* Task description:
Wherever the word "feature" appears in the entries, copy the whole line.

[Stored data entries]
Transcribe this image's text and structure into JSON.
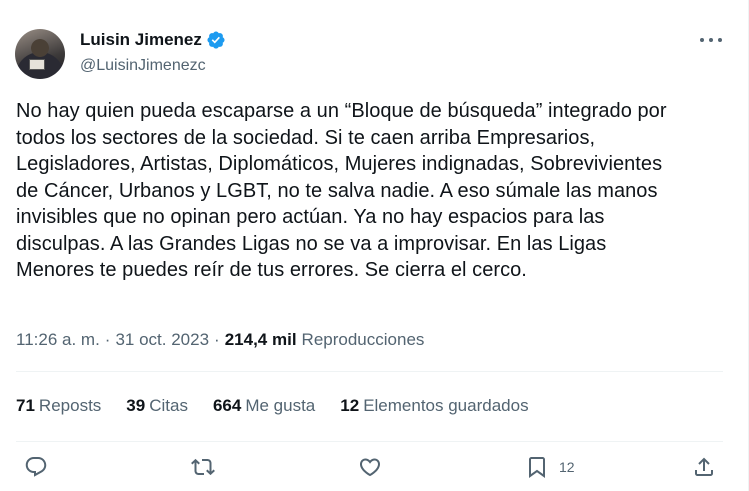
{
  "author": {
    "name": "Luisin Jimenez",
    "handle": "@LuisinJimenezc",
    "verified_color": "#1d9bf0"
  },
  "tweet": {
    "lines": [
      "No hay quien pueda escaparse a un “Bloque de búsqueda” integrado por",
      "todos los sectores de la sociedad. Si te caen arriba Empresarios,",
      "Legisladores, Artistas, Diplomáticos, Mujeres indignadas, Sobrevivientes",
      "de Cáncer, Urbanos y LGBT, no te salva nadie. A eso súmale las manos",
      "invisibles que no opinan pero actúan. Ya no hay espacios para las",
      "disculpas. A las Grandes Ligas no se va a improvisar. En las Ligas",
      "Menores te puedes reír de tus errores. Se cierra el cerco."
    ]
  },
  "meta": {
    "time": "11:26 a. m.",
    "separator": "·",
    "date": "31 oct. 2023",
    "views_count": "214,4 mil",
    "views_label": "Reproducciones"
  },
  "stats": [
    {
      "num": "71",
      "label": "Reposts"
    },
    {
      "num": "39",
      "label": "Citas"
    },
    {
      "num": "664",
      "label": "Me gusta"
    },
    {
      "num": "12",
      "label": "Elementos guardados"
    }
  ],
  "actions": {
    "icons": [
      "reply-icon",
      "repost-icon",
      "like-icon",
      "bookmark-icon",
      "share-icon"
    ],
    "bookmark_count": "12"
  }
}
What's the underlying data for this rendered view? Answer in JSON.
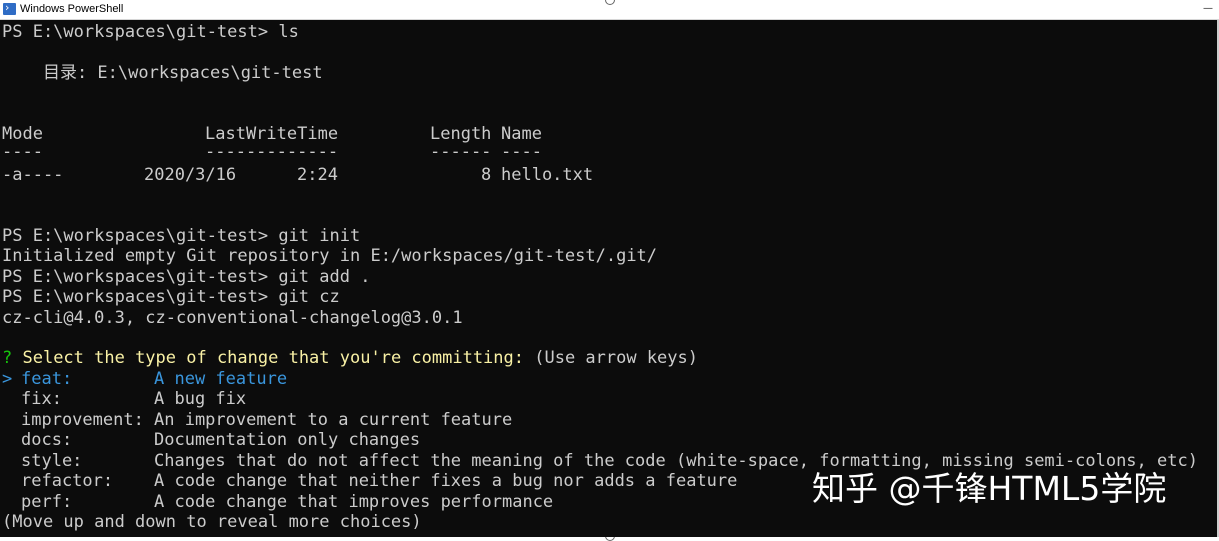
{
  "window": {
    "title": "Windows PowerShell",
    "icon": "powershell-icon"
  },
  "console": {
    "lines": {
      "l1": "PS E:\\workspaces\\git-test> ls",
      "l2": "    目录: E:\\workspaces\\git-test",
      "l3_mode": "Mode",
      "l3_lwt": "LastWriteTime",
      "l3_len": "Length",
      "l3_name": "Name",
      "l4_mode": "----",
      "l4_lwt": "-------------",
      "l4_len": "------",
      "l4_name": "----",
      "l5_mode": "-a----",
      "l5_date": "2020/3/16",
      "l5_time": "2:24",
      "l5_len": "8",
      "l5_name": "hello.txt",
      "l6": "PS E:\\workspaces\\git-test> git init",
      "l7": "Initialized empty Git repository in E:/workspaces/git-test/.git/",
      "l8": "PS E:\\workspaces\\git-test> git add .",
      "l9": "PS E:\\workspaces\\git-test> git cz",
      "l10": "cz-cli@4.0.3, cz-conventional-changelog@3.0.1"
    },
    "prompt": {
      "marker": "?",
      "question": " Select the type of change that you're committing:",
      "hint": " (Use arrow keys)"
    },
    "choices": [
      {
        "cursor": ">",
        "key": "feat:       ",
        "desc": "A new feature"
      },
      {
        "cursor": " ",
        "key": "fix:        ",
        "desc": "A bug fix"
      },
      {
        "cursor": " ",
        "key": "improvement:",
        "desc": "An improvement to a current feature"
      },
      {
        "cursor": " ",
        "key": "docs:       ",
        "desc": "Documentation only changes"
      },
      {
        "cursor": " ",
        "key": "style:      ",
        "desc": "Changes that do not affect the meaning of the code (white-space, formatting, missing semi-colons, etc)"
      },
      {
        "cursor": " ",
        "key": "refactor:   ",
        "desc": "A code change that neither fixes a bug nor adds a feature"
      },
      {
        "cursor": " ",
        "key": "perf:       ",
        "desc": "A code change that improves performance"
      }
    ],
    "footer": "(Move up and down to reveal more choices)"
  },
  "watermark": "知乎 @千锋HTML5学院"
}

* Finished answer:
        "desc": "A new feature"
        "desc": "An improvement to a current feature"
        "desc": "A code change that neither fixes a bug nor adds a feature"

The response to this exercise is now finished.